WORK TO DO: Without including any pictures, write out all the entries exactly.

DATA ENTRIES:
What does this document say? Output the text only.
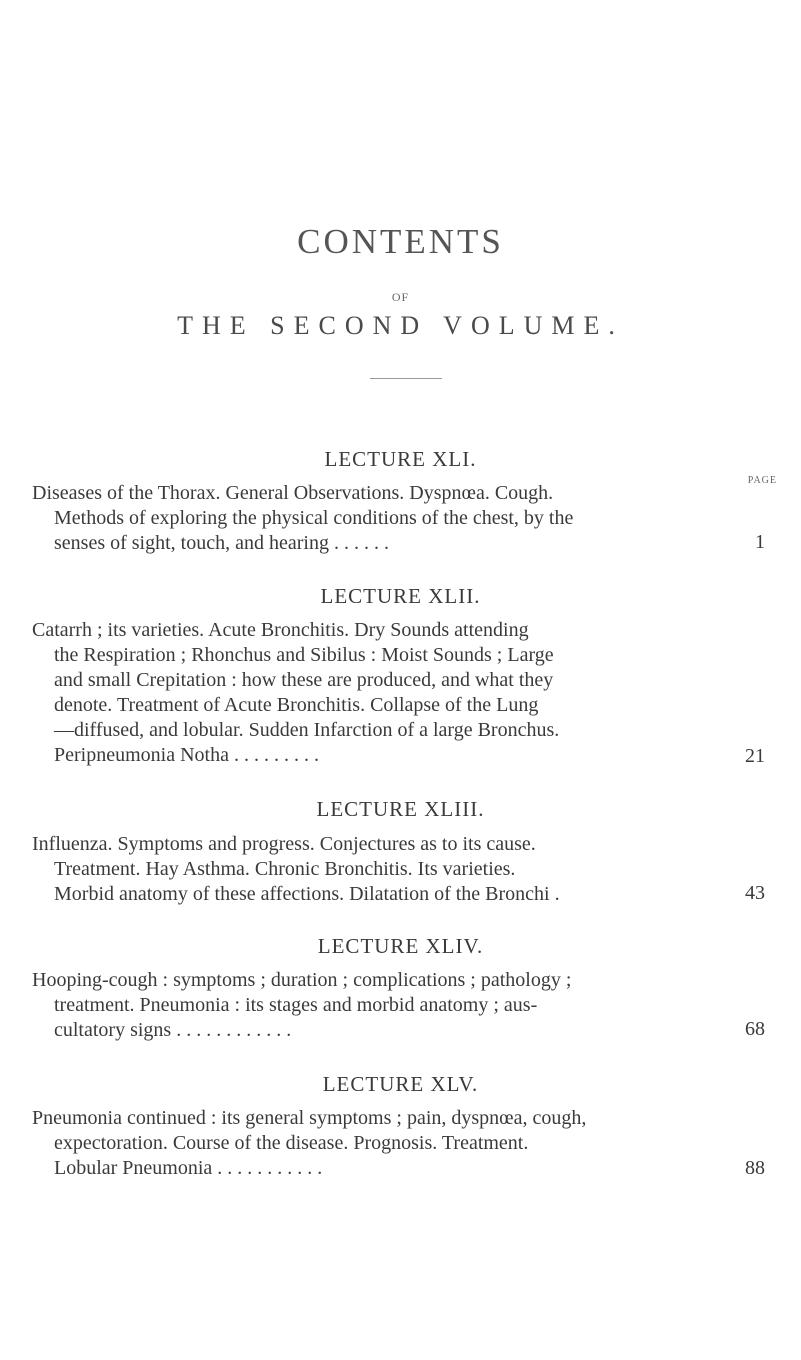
CONTENTS
OF
THE SECOND VOLUME.
LECTURE XLI.
PAGE
Diseases of the Thorax. General Observations. Dyspnœa. Cough.
Methods of exploring the physical conditions of the chest, by the
senses of sight, touch, and hearing . . . . . .	1
LECTURE XLII.
Catarrh ; its varieties. Acute Bronchitis. Dry Sounds attending
the Respiration ; Rhonchus and Sibilus : Moist Sounds ; Large
and small Crepitation : how these are produced, and what they
denote. Treatment of Acute Bronchitis. Collapse of the Lung
—diffused, and lobular. Sudden Infarction of a large Bronchus.
Peripneumonia Notha . . . . . . . . .	21
LECTURE XLIII.
Influenza. Symptoms and progress. Conjectures as to its cause.
Treatment. Hay Asthma. Chronic Bronchitis. Its varieties.
Morbid anatomy of these affections. Dilatation of the Bronchi .	43
LECTURE XLIV.
Hooping-cough : symptoms ; duration ; complications ; pathology ;
treatment. Pneumonia : its stages and morbid anatomy ; aus-
cultatory signs . . . . . . . . . . . .	68
LECTURE XLV.
Pneumonia continued : its general symptoms ; pain, dyspnœa, cough,
expectoration. Course of the disease. Prognosis. Treatment.
Lobular Pneumonia . . . . . . . . . . .	88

TASK OUTPUT:
What does this document say? Output the text only.
CONTENTS
OF
THE SECOND VOLUME.
LECTURE XLI.
PAGE
Diseases of the Thorax. General Observations. Dyspnœa. Cough.
Methods of exploring the physical conditions of the chest, by the
senses of sight, touch, and hearing . . . . . .	1
LECTURE XLII.
Catarrh ; its varieties. Acute Bronchitis. Dry Sounds attending
the Respiration ; Rhonchus and Sibilus : Moist Sounds ; Large
and small Crepitation : how these are produced, and what they
denote. Treatment of Acute Bronchitis. Collapse of the Lung
—diffused, and lobular. Sudden Infarction of a large Bronchus.
Peripneumonia Notha . . . . . . . . .	21
LECTURE XLIII.
Influenza. Symptoms and progress. Conjectures as to its cause.
Treatment. Hay Asthma. Chronic Bronchitis. Its varieties.
Morbid anatomy of these affections. Dilatation of the Bronchi .	43
LECTURE XLIV.
Hooping-cough : symptoms ; duration ; complications ; pathology ;
treatment. Pneumonia : its stages and morbid anatomy ; aus-
cultatory signs . . . . . . . . . . . .	68
LECTURE XLV.
Pneumonia continued : its general symptoms ; pain, dyspnœa, cough,
expectoration. Course of the disease. Prognosis. Treatment.
Lobular Pneumonia . . . . . . . . . . .	88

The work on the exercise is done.